**Exercise prompt:**
From the listing below, copy every line with the word "ismét".

**The input:**
- - - - -
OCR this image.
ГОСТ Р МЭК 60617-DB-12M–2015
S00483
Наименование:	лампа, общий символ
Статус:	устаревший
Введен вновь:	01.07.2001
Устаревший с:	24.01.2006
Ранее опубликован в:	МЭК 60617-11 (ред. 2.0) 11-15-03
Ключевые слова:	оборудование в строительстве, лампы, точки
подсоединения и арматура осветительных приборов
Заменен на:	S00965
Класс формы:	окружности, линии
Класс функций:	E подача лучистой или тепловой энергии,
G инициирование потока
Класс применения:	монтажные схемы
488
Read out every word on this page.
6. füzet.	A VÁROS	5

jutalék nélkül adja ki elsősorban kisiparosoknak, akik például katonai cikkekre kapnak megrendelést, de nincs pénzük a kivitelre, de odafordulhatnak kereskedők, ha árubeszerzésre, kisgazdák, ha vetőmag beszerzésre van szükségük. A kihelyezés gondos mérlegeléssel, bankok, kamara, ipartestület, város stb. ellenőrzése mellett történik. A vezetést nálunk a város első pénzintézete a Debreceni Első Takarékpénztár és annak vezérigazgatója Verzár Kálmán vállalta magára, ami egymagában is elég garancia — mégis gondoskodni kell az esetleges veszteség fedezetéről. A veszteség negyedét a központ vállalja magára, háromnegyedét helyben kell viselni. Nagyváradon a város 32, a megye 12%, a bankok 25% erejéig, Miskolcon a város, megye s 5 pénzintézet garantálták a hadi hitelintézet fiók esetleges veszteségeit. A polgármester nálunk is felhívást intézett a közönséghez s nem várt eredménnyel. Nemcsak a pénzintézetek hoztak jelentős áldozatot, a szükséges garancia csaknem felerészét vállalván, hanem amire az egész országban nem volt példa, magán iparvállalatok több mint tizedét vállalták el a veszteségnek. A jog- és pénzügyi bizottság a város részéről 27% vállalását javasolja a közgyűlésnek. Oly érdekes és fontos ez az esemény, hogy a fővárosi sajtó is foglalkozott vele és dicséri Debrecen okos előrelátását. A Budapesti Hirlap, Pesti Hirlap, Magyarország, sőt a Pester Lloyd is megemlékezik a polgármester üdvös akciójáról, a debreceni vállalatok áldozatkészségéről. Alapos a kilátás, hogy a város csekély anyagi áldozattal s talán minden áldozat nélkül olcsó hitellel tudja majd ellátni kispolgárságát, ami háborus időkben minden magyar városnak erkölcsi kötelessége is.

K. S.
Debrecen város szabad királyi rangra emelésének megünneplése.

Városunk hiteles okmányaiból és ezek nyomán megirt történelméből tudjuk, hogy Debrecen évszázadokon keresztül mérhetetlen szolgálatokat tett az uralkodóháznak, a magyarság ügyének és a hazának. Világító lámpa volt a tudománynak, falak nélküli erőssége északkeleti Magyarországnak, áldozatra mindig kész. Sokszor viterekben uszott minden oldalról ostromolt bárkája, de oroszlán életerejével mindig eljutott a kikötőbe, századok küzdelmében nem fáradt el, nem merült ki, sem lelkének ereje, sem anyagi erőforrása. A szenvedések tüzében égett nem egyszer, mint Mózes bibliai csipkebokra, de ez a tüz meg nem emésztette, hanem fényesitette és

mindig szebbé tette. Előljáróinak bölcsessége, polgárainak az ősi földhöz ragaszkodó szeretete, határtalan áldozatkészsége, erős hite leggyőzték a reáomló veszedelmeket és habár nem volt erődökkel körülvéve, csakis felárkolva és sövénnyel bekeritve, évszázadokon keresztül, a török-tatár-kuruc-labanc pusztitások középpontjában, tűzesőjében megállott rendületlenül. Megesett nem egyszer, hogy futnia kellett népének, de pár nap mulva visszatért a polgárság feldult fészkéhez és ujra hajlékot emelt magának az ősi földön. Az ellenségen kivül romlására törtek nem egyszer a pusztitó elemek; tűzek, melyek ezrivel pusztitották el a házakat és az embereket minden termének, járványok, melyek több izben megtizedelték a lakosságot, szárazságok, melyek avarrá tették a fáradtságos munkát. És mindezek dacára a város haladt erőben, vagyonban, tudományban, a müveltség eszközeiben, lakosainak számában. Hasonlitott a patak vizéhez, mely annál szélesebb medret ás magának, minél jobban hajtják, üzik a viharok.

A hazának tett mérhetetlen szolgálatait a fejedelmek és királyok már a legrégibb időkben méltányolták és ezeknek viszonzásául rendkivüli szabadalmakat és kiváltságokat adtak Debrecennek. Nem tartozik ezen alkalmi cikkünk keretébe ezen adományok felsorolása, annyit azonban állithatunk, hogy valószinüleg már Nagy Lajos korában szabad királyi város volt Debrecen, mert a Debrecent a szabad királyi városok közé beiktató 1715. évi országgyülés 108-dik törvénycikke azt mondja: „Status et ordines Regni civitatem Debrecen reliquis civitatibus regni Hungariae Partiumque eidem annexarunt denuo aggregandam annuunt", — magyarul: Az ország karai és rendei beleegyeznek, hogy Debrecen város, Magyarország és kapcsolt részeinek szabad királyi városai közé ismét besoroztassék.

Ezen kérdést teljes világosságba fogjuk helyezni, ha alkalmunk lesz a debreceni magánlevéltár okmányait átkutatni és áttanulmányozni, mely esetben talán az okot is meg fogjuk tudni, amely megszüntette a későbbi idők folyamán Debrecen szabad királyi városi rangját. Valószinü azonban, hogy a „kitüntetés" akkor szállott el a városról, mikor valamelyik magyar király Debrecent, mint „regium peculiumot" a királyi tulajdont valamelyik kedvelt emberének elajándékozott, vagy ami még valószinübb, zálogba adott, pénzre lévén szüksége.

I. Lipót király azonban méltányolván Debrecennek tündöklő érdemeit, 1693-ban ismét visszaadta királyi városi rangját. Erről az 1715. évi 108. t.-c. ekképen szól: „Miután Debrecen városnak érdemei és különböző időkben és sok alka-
- - - - -
**Solved problem:**
A hazának tett mérhetetlen szolgálatait a fejedelmek és királyok már a legrégibb időkben méltányolták és ezeknek viszonzásául rendkivüli szabadalmakat és kiváltságokat adtak Debrecennek. Nem tartozik ezen alkalmi cikkünk keretébe ezen adományok felsorolása, annyit azonban állithatunk, hogy valószinüleg már Nagy Lajos korában szabad királyi város volt Debrecen, mert a Debrecent a szabad királyi városok közé beiktató 1715. évi országgyülés 108-dik törvénycikke azt mondja: „Status et ordines Regni civitatem Debrecen reliquis civitatibus regni Hungariae Partiumque eidem annexarunt denuo aggregandam annuunt", — magyarul: Az ország karai és rendei beleegyeznek, hogy Debrecen város, Magyarország és kapcsolt részeinek szabad királyi városai közé ismét besoroztassék.
I. Lipót király azonban méltányolván Debrecennek tündöklő érdemeit, 1693-ban ismét visszaadta királyi városi rangját. Erről az 1715. évi 108. t.-c. ekképen szól: „Miután Debrecen városnak érdemei és különböző időkben és sok alka-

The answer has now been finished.